**What to produce:**
Collect all lines from the records below that include the word "Childhood".

**Provided material:**

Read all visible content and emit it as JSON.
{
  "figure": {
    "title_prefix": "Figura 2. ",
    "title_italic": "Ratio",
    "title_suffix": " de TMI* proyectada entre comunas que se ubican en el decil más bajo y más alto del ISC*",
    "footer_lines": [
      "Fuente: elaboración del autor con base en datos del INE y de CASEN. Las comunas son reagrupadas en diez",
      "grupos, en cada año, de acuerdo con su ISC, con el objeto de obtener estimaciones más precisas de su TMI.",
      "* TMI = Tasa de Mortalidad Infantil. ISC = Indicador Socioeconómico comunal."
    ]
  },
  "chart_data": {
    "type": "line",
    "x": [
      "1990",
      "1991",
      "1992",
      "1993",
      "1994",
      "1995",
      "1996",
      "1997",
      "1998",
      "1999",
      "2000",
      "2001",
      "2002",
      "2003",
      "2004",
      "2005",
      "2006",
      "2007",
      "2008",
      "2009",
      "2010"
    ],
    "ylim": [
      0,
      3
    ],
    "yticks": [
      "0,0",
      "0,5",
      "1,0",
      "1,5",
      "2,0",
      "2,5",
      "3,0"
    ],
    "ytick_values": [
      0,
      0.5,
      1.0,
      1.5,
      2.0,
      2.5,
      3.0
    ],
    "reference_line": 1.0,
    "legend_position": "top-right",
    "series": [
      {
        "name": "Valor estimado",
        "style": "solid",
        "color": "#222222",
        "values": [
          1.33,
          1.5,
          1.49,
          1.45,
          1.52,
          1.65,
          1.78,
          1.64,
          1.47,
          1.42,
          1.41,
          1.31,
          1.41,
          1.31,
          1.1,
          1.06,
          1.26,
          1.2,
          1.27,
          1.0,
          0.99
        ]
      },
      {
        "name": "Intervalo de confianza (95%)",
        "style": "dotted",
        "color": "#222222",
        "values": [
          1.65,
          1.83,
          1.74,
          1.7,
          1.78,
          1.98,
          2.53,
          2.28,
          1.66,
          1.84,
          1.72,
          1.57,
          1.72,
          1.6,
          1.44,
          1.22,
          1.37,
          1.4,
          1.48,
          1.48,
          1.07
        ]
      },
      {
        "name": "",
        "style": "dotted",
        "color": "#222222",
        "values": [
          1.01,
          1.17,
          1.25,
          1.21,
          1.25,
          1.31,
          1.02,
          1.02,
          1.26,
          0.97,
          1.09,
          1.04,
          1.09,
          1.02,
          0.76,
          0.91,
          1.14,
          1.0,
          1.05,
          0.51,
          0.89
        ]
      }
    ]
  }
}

==

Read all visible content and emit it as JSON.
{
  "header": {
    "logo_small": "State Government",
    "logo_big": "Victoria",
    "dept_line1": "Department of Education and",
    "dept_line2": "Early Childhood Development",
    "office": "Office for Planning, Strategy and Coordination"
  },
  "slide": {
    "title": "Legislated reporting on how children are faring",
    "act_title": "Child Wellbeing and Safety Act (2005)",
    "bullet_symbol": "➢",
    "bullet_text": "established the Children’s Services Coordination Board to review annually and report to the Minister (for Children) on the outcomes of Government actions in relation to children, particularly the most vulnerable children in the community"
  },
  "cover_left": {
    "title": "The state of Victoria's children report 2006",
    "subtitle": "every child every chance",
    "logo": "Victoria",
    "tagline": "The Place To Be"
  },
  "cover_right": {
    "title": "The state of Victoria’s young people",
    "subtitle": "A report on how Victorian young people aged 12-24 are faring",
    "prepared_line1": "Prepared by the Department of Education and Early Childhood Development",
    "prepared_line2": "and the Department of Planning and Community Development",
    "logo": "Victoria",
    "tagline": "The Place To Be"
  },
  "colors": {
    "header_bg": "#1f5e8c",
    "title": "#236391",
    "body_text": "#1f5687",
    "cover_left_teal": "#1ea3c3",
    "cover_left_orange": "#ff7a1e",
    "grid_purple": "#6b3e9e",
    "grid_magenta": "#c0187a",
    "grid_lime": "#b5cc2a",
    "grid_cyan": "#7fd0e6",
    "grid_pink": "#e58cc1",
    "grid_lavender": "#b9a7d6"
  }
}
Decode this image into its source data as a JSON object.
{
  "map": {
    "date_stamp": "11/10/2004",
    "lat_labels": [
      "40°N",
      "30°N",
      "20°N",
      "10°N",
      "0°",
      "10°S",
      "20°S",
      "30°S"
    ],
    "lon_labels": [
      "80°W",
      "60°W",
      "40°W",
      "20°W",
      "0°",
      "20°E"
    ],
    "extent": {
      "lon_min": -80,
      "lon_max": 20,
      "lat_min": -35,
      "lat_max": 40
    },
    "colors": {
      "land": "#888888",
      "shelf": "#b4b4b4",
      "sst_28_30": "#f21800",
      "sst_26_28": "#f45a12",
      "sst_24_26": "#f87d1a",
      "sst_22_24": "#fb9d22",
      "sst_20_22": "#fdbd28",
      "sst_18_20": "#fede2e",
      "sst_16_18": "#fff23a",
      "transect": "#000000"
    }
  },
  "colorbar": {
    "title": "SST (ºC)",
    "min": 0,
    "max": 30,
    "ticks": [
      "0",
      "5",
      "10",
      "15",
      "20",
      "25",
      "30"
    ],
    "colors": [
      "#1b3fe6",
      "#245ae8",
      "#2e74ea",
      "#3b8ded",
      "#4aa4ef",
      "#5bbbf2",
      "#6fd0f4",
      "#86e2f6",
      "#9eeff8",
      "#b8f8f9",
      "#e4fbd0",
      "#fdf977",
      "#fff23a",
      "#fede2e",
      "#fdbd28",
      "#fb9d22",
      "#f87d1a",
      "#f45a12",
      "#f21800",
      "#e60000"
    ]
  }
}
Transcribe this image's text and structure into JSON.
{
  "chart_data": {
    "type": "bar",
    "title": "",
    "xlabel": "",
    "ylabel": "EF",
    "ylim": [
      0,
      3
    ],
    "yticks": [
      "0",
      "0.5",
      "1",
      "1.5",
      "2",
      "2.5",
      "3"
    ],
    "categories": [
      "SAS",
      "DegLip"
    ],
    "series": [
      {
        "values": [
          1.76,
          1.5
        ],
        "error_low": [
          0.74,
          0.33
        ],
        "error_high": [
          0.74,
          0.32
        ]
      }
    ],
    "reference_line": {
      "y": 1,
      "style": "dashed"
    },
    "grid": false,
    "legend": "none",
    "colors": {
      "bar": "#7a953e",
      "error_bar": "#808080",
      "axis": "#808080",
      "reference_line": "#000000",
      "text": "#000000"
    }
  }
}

**Response below:**
    "dept_line2": "Early Childhood Development",
    "prepared_line1": "Prepared by the Department of Education and Early Childhood Development",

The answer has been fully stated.